── Supplied information

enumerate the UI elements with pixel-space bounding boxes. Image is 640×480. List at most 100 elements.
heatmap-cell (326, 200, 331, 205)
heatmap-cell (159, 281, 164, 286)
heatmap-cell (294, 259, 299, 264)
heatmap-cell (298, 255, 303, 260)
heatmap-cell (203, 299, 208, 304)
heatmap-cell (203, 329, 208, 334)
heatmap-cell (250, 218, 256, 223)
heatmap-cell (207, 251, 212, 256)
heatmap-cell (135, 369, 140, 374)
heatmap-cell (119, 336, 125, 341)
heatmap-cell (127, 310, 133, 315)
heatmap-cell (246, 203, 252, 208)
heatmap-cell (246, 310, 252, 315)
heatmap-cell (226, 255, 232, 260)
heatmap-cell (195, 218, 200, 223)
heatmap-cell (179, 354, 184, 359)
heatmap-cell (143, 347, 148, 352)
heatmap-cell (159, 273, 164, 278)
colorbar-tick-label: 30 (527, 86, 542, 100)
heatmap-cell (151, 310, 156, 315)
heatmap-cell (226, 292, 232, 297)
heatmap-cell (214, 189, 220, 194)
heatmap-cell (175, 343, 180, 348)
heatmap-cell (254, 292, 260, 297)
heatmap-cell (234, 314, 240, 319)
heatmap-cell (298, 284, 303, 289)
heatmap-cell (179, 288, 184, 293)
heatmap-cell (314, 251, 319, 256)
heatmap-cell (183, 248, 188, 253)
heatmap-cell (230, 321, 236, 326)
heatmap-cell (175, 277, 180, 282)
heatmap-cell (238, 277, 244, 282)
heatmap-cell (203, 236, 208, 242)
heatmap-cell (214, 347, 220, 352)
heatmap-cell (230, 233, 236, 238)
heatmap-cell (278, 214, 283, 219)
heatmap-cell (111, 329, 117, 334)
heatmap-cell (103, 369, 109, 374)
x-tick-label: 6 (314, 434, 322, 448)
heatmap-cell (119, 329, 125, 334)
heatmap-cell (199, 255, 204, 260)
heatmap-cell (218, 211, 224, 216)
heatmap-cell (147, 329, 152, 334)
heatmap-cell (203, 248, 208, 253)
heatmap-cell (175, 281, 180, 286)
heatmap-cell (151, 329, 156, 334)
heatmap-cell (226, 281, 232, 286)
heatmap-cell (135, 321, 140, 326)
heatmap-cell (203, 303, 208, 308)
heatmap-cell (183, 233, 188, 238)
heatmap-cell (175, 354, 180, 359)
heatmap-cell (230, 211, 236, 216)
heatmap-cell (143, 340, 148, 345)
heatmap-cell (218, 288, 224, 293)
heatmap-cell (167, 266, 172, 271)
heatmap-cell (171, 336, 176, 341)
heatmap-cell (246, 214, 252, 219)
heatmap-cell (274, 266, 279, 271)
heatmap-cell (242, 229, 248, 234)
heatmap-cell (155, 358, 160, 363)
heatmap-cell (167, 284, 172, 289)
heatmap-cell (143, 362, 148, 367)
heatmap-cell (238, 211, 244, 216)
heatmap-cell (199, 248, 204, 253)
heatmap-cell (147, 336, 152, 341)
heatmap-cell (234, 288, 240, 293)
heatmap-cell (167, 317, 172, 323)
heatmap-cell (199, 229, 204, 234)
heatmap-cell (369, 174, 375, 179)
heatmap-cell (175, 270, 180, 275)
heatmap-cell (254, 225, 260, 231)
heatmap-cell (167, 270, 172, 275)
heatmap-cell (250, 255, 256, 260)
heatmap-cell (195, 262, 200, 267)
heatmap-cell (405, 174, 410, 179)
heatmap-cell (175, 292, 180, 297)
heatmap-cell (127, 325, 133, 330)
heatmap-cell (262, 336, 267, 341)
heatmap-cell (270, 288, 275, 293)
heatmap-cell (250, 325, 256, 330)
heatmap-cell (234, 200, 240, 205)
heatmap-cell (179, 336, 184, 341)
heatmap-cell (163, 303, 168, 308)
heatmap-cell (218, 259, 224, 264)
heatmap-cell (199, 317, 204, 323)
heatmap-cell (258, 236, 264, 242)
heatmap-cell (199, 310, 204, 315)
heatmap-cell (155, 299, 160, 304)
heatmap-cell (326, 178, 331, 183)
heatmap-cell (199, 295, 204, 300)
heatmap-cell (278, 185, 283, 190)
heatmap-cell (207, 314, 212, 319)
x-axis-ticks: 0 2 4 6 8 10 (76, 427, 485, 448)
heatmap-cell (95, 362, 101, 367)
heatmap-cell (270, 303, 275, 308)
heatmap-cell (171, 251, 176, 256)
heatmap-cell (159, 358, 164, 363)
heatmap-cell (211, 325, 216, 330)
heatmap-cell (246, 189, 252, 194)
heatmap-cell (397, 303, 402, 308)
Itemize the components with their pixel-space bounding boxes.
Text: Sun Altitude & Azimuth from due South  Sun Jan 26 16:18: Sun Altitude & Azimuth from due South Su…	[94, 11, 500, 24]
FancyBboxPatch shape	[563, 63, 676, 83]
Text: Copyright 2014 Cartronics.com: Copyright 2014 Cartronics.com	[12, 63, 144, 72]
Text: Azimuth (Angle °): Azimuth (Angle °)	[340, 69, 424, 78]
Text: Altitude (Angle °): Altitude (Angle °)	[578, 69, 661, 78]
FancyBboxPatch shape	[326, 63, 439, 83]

────

Exercise details
Copy all of the items above line for line, changing nothing.

Exercise output
enumerate the UI elements with pixel-space bounding boxes. Image is 640×480. List at most 100 elements.
heatmap-cell (326, 200, 331, 205)
heatmap-cell (159, 281, 164, 286)
heatmap-cell (294, 259, 299, 264)
heatmap-cell (298, 255, 303, 260)
heatmap-cell (203, 299, 208, 304)
heatmap-cell (203, 329, 208, 334)
heatmap-cell (250, 218, 256, 223)
heatmap-cell (207, 251, 212, 256)
heatmap-cell (135, 369, 140, 374)
heatmap-cell (119, 336, 125, 341)
heatmap-cell (127, 310, 133, 315)
heatmap-cell (246, 203, 252, 208)
heatmap-cell (246, 310, 252, 315)
heatmap-cell (226, 255, 232, 260)
heatmap-cell (195, 218, 200, 223)
heatmap-cell (179, 354, 184, 359)
heatmap-cell (143, 347, 148, 352)
heatmap-cell (159, 273, 164, 278)
colorbar-tick-label: 30 (527, 86, 542, 100)
heatmap-cell (151, 310, 156, 315)
heatmap-cell (226, 292, 232, 297)
heatmap-cell (214, 189, 220, 194)
heatmap-cell (175, 343, 180, 348)
heatmap-cell (254, 292, 260, 297)
heatmap-cell (234, 314, 240, 319)
heatmap-cell (298, 284, 303, 289)
heatmap-cell (179, 288, 184, 293)
heatmap-cell (314, 251, 319, 256)
heatmap-cell (183, 248, 188, 253)
heatmap-cell (230, 321, 236, 326)
heatmap-cell (175, 277, 180, 282)
heatmap-cell (238, 277, 244, 282)
heatmap-cell (203, 236, 208, 242)
heatmap-cell (214, 347, 220, 352)
heatmap-cell (230, 233, 236, 238)
heatmap-cell (278, 214, 283, 219)
heatmap-cell (111, 329, 117, 334)
heatmap-cell (103, 369, 109, 374)
x-tick-label: 6 (314, 434, 322, 448)
heatmap-cell (119, 329, 125, 334)
heatmap-cell (199, 255, 204, 260)
heatmap-cell (218, 211, 224, 216)
heatmap-cell (147, 329, 152, 334)
heatmap-cell (203, 248, 208, 253)
heatmap-cell (175, 281, 180, 286)
heatmap-cell (151, 329, 156, 334)
heatmap-cell (226, 281, 232, 286)
heatmap-cell (135, 321, 140, 326)
heatmap-cell (203, 303, 208, 308)
heatmap-cell (183, 233, 188, 238)
heatmap-cell (175, 354, 180, 359)
heatmap-cell (230, 211, 236, 216)
heatmap-cell (143, 340, 148, 345)
heatmap-cell (218, 288, 224, 293)
heatmap-cell (167, 266, 172, 271)
heatmap-cell (171, 336, 176, 341)
heatmap-cell (246, 214, 252, 219)
heatmap-cell (274, 266, 279, 271)
heatmap-cell (242, 229, 248, 234)
heatmap-cell (155, 358, 160, 363)
heatmap-cell (167, 284, 172, 289)
heatmap-cell (143, 362, 148, 367)
heatmap-cell (238, 211, 244, 216)
heatmap-cell (199, 248, 204, 253)
heatmap-cell (147, 336, 152, 341)
heatmap-cell (234, 288, 240, 293)
heatmap-cell (167, 317, 172, 323)
heatmap-cell (199, 229, 204, 234)
heatmap-cell (369, 174, 375, 179)
heatmap-cell (175, 270, 180, 275)
heatmap-cell (254, 225, 260, 231)
heatmap-cell (167, 270, 172, 275)
heatmap-cell (250, 255, 256, 260)
heatmap-cell (195, 262, 200, 267)
heatmap-cell (405, 174, 410, 179)
heatmap-cell (175, 292, 180, 297)
heatmap-cell (127, 325, 133, 330)
heatmap-cell (262, 336, 267, 341)
heatmap-cell (270, 288, 275, 293)
heatmap-cell (250, 325, 256, 330)
heatmap-cell (234, 200, 240, 205)
heatmap-cell (179, 336, 184, 341)
heatmap-cell (163, 303, 168, 308)
heatmap-cell (218, 259, 224, 264)
heatmap-cell (199, 317, 204, 323)
heatmap-cell (258, 236, 264, 242)
heatmap-cell (199, 310, 204, 315)
heatmap-cell (155, 299, 160, 304)
heatmap-cell (326, 178, 331, 183)
heatmap-cell (199, 295, 204, 300)
heatmap-cell (278, 185, 283, 190)
heatmap-cell (207, 314, 212, 319)
x-axis-ticks: 0 2 4 6 8 10 (76, 427, 485, 448)
heatmap-cell (95, 362, 101, 367)
heatmap-cell (270, 303, 275, 308)
heatmap-cell (171, 251, 176, 256)
heatmap-cell (159, 358, 164, 363)
heatmap-cell (211, 325, 216, 330)
heatmap-cell (246, 189, 252, 194)
heatmap-cell (397, 303, 402, 308)
Itemize the components with their pixel-space bounding boxes.
Text: Sun Altitude & Azimuth from due South  Sun Jan 26 16:18: Sun Altitude & Azimuth from due South Su…	[94, 11, 500, 24]
FancyBboxPatch shape	[563, 63, 676, 83]
Text: Copyright 2014 Cartronics.com: Copyright 2014 Cartronics.com	[12, 63, 144, 72]
Text: Azimuth (Angle °): Azimuth (Angle °)	[340, 69, 424, 78]
Text: Altitude (Angle °): Altitude (Angle °)	[578, 69, 661, 78]
FancyBboxPatch shape	[326, 63, 439, 83]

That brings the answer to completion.